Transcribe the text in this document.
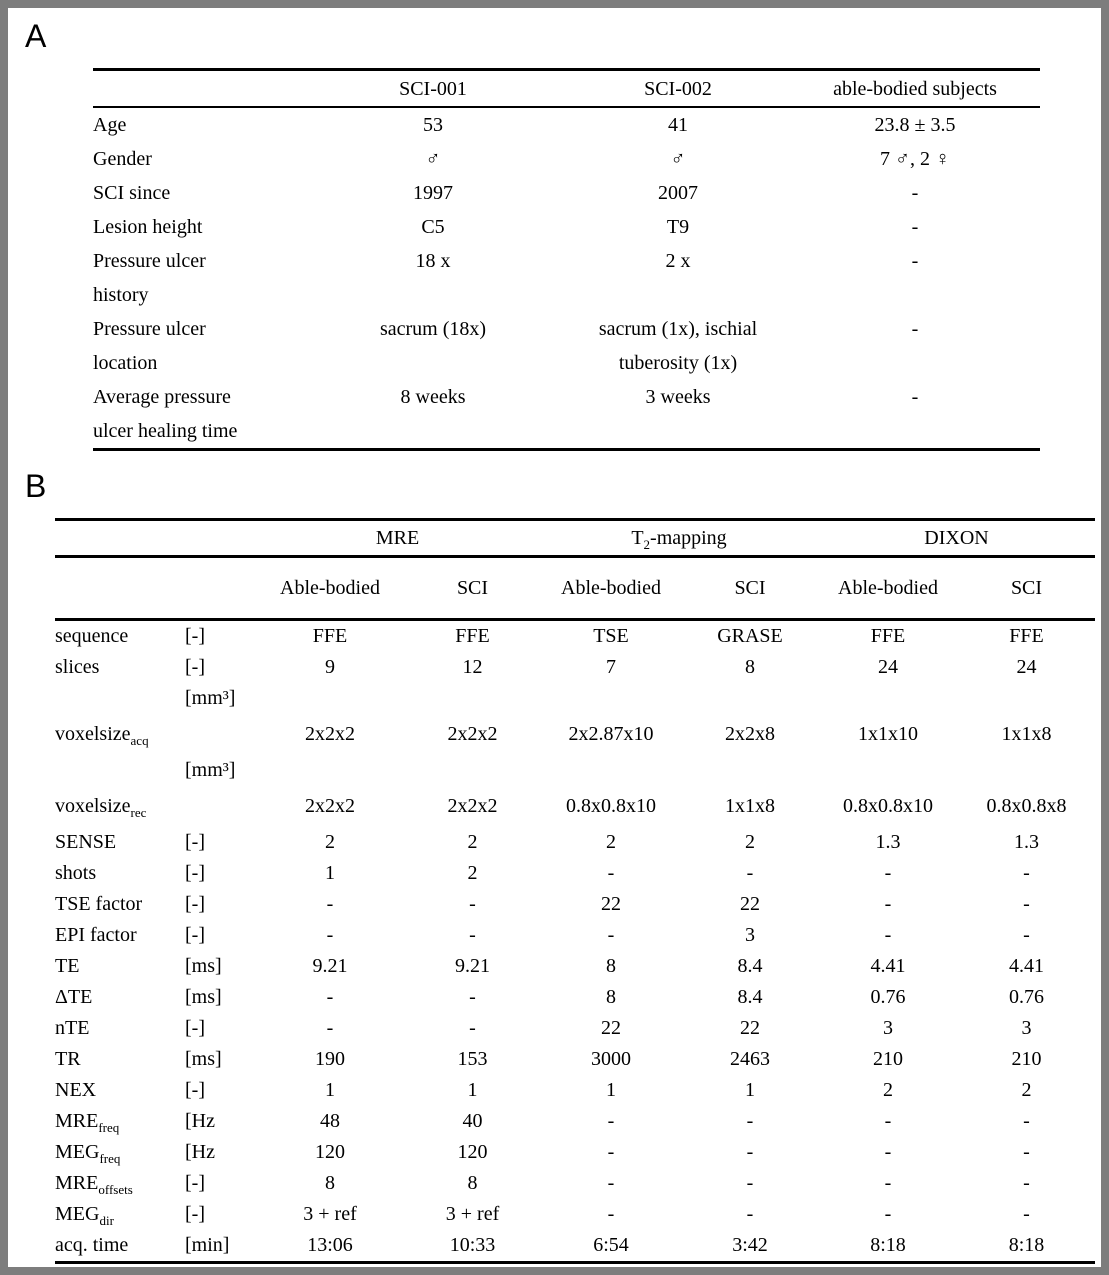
A
	SCI-001	SCI-002	able-bodied subjects
Age	53	41	23.8 ± 3.5
Gender	♂	♂	7 ♂, 2 ♀
SCI since	1997	2007	-
Lesion height	C5	T9	-
Pressure ulcer history	18 x	2 x	-
Pressure ulcer location	sacrum (18x)	sacrum (1x), ischial tuberosity (1x)	-
Average pressure ulcer healing time	8 weeks	3 weeks	-
B
		MRE		$T_2$-mapping		DIXON	
		Able-bodied	SCI	Able-bodied	SCI	Able-bodied	SCI
sequence	[-]	FFE	FFE	TSE	GRASE	FFE	FFE
slices	[-]	9	12	7	8	24	24
voxelsize$_{acq}$	[mm³]	2x2x2	2x2x2	2x2.87x10	2x2x8	1x1x10	1x1x8
voxelsize$_{rec}$	[mm³]	2x2x2	2x2x2	0.8x0.8x10	1x1x8	0.8x0.8x10	0.8x0.8x8
SENSE	[-]	2	2	2	2	1.3	1.3
shots	[-]	1	2	-	-	-	-
TSE factor	[-]	-	-	22	22	-	-
EPI factor	[-]	-	-	-	3	-	-
TE	[ms]	9.21	9.21	8	8.4	4.41	4.41
ΔTE	[ms]	-	-	8	8.4	0.76	0.76
nTE	[-]	-	-	22	22	3	3
TR	[ms]	190	153	3000	2463	210	210
NEX	[-]	1	1	1	1	2	2
$MRE_{freq}$	[Hz	48	40	-	-	-	-
$MEG_{freq}$	[Hz	120	120	-	-	-	-
$MRE_{offsets}$	[-]	8	8	-	-	-	-
$MEG_{dir}$	[-]	3 + ref	3 + ref	-	-	-	-
acq. time	[min]	13:06	10:33	6:54	3:42	8:18	8:18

------------------------------------------------------------------------

The pictures in the entries should be left out; output everything else exactly.

[Worked solution]
Transcribe the text in this document.
A
	SCI-001	SCI-002	able-bodied subjects
Age	53	41	23.8 ± 3.5
Gender	♂	♂	7 ♂, 2 ♀
SCI since	1997	2007	-
Lesion height	C5	T9	-
Pressure ulcer history	18 x	2 x	-
Pressure ulcer location	sacrum (18x)	sacrum (1x), ischial tuberosity (1x)	-
Average pressure ulcer healing time	8 weeks	3 weeks	-
B
		MRE		$T_2$-mapping		DIXON	
		Able-bodied	SCI	Able-bodied	SCI	Able-bodied	SCI
sequence	[-]	FFE	FFE	TSE	GRASE	FFE	FFE
slices	[-]	9	12	7	8	24	24
voxelsize$_{acq}$	[mm³]	2x2x2	2x2x2	2x2.87x10	2x2x8	1x1x10	1x1x8
voxelsize$_{rec}$	[mm³]	2x2x2	2x2x2	0.8x0.8x10	1x1x8	0.8x0.8x10	0.8x0.8x8
SENSE	[-]	2	2	2	2	1.3	1.3
shots	[-]	1	2	-	-	-	-
TSE factor	[-]	-	-	22	22	-	-
EPI factor	[-]	-	-	-	3	-	-
TE	[ms]	9.21	9.21	8	8.4	4.41	4.41
ΔTE	[ms]	-	-	8	8.4	0.76	0.76
nTE	[-]	-	-	22	22	3	3
TR	[ms]	190	153	3000	2463	210	210
NEX	[-]	1	1	1	1	2	2
$MRE_{freq}$	[Hz	48	40	-	-	-	-
$MEG_{freq}$	[Hz	120	120	-	-	-	-
$MRE_{offsets}$	[-]	8	8	-	-	-	-
$MEG_{dir}$	[-]	3 + ref	3 + ref	-	-	-	-
acq. time	[min]	13:06	10:33	6:54	3:42	8:18	8:18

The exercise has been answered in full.